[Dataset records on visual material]
------------------------
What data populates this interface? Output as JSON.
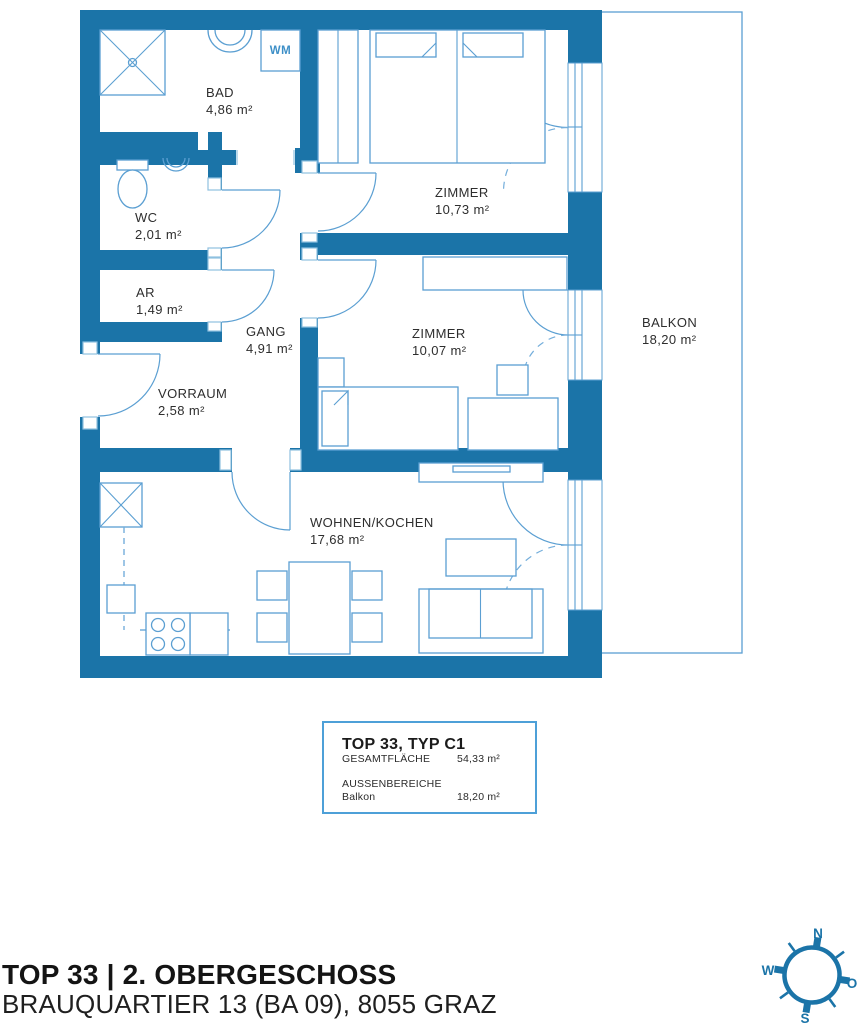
{
  "rooms": {
    "bad": {
      "name": "BAD",
      "area": "4,86 m²"
    },
    "wc": {
      "name": "WC",
      "area": "2,01 m²"
    },
    "ar": {
      "name": "AR",
      "area": "1,49 m²"
    },
    "gang": {
      "name": "GANG",
      "area": "4,91 m²"
    },
    "vorraum": {
      "name": "VORRAUM",
      "area": "2,58 m²"
    },
    "zimmer1": {
      "name": "ZIMMER",
      "area": "10,73 m²"
    },
    "zimmer2": {
      "name": "ZIMMER",
      "area": "10,07 m²"
    },
    "wohnen": {
      "name": "WOHNEN/KOCHEN",
      "area": "17,68 m²"
    },
    "balkon": {
      "name": "BALKON",
      "area": "18,20 m²"
    }
  },
  "appliances": {
    "washing_machine": "WM"
  },
  "info_box": {
    "title": "TOP 33, TYP C1",
    "total_label": "GESAMTFLÄCHE",
    "total_value": "54,33 m²",
    "outdoor_label": "AUSSENBEREICHE",
    "outdoor_item": "Balkon",
    "outdoor_value": "18,20 m²"
  },
  "footer": {
    "title": "TOP 33 | 2. OBERGESCHOSS",
    "subtitle": "BRAUQUARTIER 13 (BA 09), 8055 GRAZ"
  },
  "compass": {
    "north": "N",
    "west": "W",
    "east": "O",
    "south": "S"
  },
  "colors": {
    "wall_blue": "#1b74a8",
    "line_blue": "#5b9fd2",
    "label_dark": "#2e2e2e",
    "info_border_blue": "#4da0d8"
  }
}
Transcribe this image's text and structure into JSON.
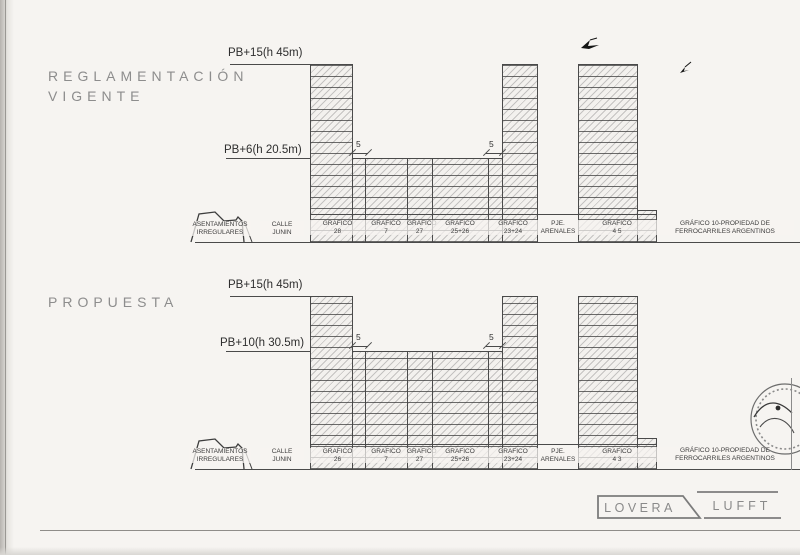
{
  "colors": {
    "paper": "#f6f4f1",
    "line": "#4a4a4a",
    "title_gray": "#8d8d8d",
    "ink": "#2e2e2e"
  },
  "sections": [
    {
      "title_line1": "REGLAMENTACIÓN",
      "title_line2": "VIGENTE",
      "upper_height_label": "PB+15(h 45m)",
      "lower_height_label": "PB+6(h 20.5m)",
      "setback_left": "5",
      "setback_right": "5",
      "hill_label_line1": "ASENTAMIENTOS",
      "hill_label_line2": "IRREGULARES",
      "street_line1": "CALLE",
      "street_line2": "JUNIN",
      "parcels": [
        {
          "line1": "GRAFICO",
          "line2": "28"
        },
        {
          "line1": "GRAFICO",
          "line2": "7"
        },
        {
          "line1": "GRAFICO",
          "line2": "27"
        },
        {
          "line1": "GRAFICO",
          "line2": "25+26"
        },
        {
          "line1": "GRAFICO",
          "line2": "23+24"
        },
        {
          "line1": "PJE.",
          "line2": "ARENALES"
        },
        {
          "line1": "GRAFICO",
          "line2": "4 5"
        }
      ],
      "railway_note_line1": "GRÁFICO 10-PROPIEDAD DE",
      "railway_note_line2": "FERROCARRILES ARGENTINOS"
    },
    {
      "title_line1": "PROPUESTA",
      "title_line2": "",
      "upper_height_label": "PB+15(h 45m)",
      "lower_height_label": "PB+10(h 30.5m)",
      "setback_left": "5",
      "setback_right": "5",
      "hill_label_line1": "ASENTAMIENTOS",
      "hill_label_line2": "IRREGULARES",
      "street_line1": "CALLE",
      "street_line2": "JUNIN",
      "parcels": [
        {
          "line1": "GRAFICO",
          "line2": "26"
        },
        {
          "line1": "GRAFICO",
          "line2": "7"
        },
        {
          "line1": "GRAFICO",
          "line2": "27"
        },
        {
          "line1": "GRAFICO",
          "line2": "25+26"
        },
        {
          "line1": "GRAFICO",
          "line2": "23+24"
        },
        {
          "line1": "PJE.",
          "line2": "ARENALES"
        },
        {
          "line1": "GRAFICO",
          "line2": "4 3"
        }
      ],
      "railway_note_line1": "GRÁFICO 10-PROPIEDAD DE",
      "railway_note_line2": "FERROCARRILES ARGENTINOS"
    }
  ],
  "logo": {
    "left": "LOVERA",
    "right": "LUFFT"
  },
  "icons": {
    "birds": "bird-ink-mark",
    "stamp": "circular-stamp-with-signature",
    "hill": "irregular-settlements-profile"
  }
}
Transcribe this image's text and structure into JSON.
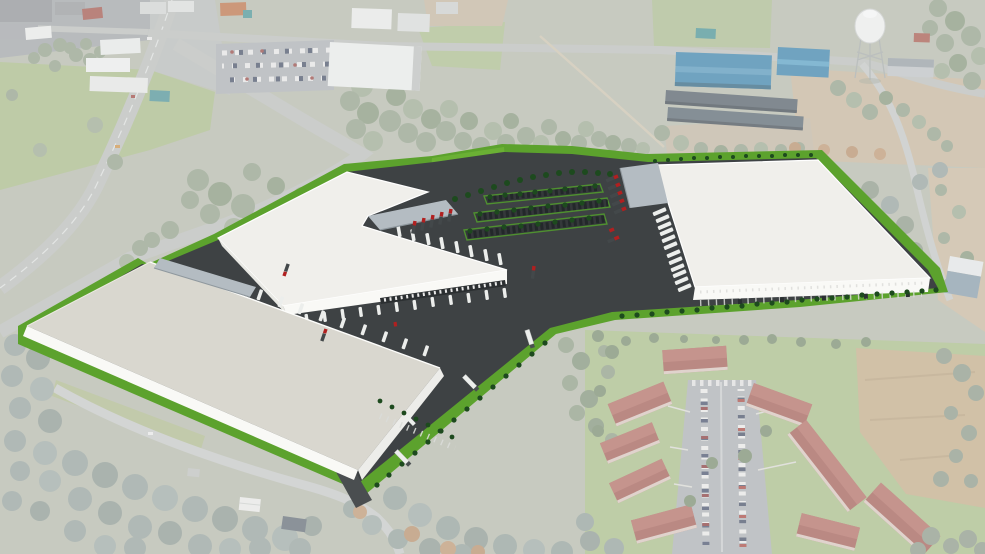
------------------------
◆ WRITTEN TASK:
Please repeat the entries exactly. Do not include the pictures.

◆ CORRECT ANSWER:
What data populates this interface? Output as JSON.
{
  "rooms": {
    "bad": {
      "name": "BAD",
      "area": "4,86 m²"
    },
    "wc": {
      "name": "WC",
      "area": "2,01 m²"
    },
    "ar": {
      "name": "AR",
      "area": "1,49 m²"
    },
    "gang": {
      "name": "GANG",
      "area": "4,91 m²"
    },
    "vorraum": {
      "name": "VORRAUM",
      "area": "2,58 m²"
    },
    "zimmer1": {
      "name": "ZIMMER",
      "area": "10,73 m²"
    },
    "zimmer2": {
      "name": "ZIMMER",
      "area": "10,07 m²"
    },
    "wohnen": {
      "name": "WOHNEN/KOCHEN",
      "area": "17,68 m²"
    },
    "balkon": {
      "name": "BALKON",
      "area": "18,20 m²"
    }
  },
  "appliances": {
    "washing_machine": "WM"
  },
  "info_box": {
    "title": "TOP 33, TYP C1",
    "total_label": "GESAMTFLÄCHE",
    "total_value": "54,33 m²",
    "outdoor_label": "AUSSENBEREICHE",
    "outdoor_item": "Balkon",
    "outdoor_value": "18,20 m²"
  },
  "footer": {
    "title": "TOP 33 | 2. OBERGESCHOSS",
    "subtitle": "BRAUQUARTIER 13 (BA 09), 8055 GRAZ"
  },
  "compass": {
    "north": "N",
    "west": "W",
    "east": "O",
    "south": "S"
  },
  "colors": {
    "wall_blue": "#1b74a8",
    "line_blue": "#5b9fd2",
    "label_dark": "#2e2e2e",
    "info_border_blue": "#4da0d8"
  }
}
Transcribe this image's text and structure into JSON.
{
  "colors": {
    "paper": "#f6f4f1",
    "line": "#4a4a4a",
    "title_gray": "#8d8d8d",
    "ink": "#2e2e2e"
  },
  "sections": [
    {
      "title_line1": "REGLAMENTACIÓN",
      "title_line2": "VIGENTE",
      "upper_height_label": "PB+15(h 45m)",
      "lower_height_label": "PB+6(h 20.5m)",
      "setback_left": "5",
      "setback_right": "5",
      "hill_label_line1": "ASENTAMIENTOS",
      "hill_label_line2": "IRREGULARES",
      "street_line1": "CALLE",
      "street_line2": "JUNIN",
      "parcels": [
        {
          "line1": "GRAFICO",
          "line2": "28"
        },
        {
          "line1": "GRAFICO",
          "line2": "7"
        },
        {
          "line1": "GRAFICO",
          "line2": "27"
        },
        {
          "line1": "GRAFICO",
          "line2": "25+26"
        },
        {
          "line1": "GRAFICO",
          "line2": "23+24"
        },
        {
          "line1": "PJE.",
          "line2": "ARENALES"
        },
        {
          "line1": "GRAFICO",
          "line2": "4 5"
        }
      ],
      "railway_note_line1": "GRÁFICO 10-PROPIEDAD DE",
      "railway_note_line2": "FERROCARRILES ARGENTINOS"
    },
    {
      "title_line1": "PROPUESTA",
      "title_line2": "",
      "upper_height_label": "PB+15(h 45m)",
      "lower_height_label": "PB+10(h 30.5m)",
      "setback_left": "5",
      "setback_right": "5",
      "hill_label_line1": "ASENTAMIENTOS",
      "hill_label_line2": "IRREGULARES",
      "street_line1": "CALLE",
      "street_line2": "JUNIN",
      "parcels": [
        {
          "line1": "GRAFICO",
          "line2": "26"
        },
        {
          "line1": "GRAFICO",
          "line2": "7"
        },
        {
          "line1": "GRAFICO",
          "line2": "27"
        },
        {
          "line1": "GRAFICO",
          "line2": "25+26"
        },
        {
          "line1": "GRAFICO",
          "line2": "23+24"
        },
        {
          "line1": "PJE.",
          "line2": "ARENALES"
        },
        {
          "line1": "GRAFICO",
          "line2": "4 3"
        }
      ],
      "railway_note_line1": "GRÁFICO 10-PROPIEDAD DE",
      "railway_note_line2": "FERROCARRILES ARGENTINOS"
    }
  ],
  "logo": {
    "left": "LOVERA",
    "right": "LUFFT"
  },
  "icons": {
    "birds": "bird-ink-mark",
    "stamp": "circular-stamp-with-signature",
    "hill": "irregular-settlements-profile"
  }
}
Transcribe this image's text and structure into JSON.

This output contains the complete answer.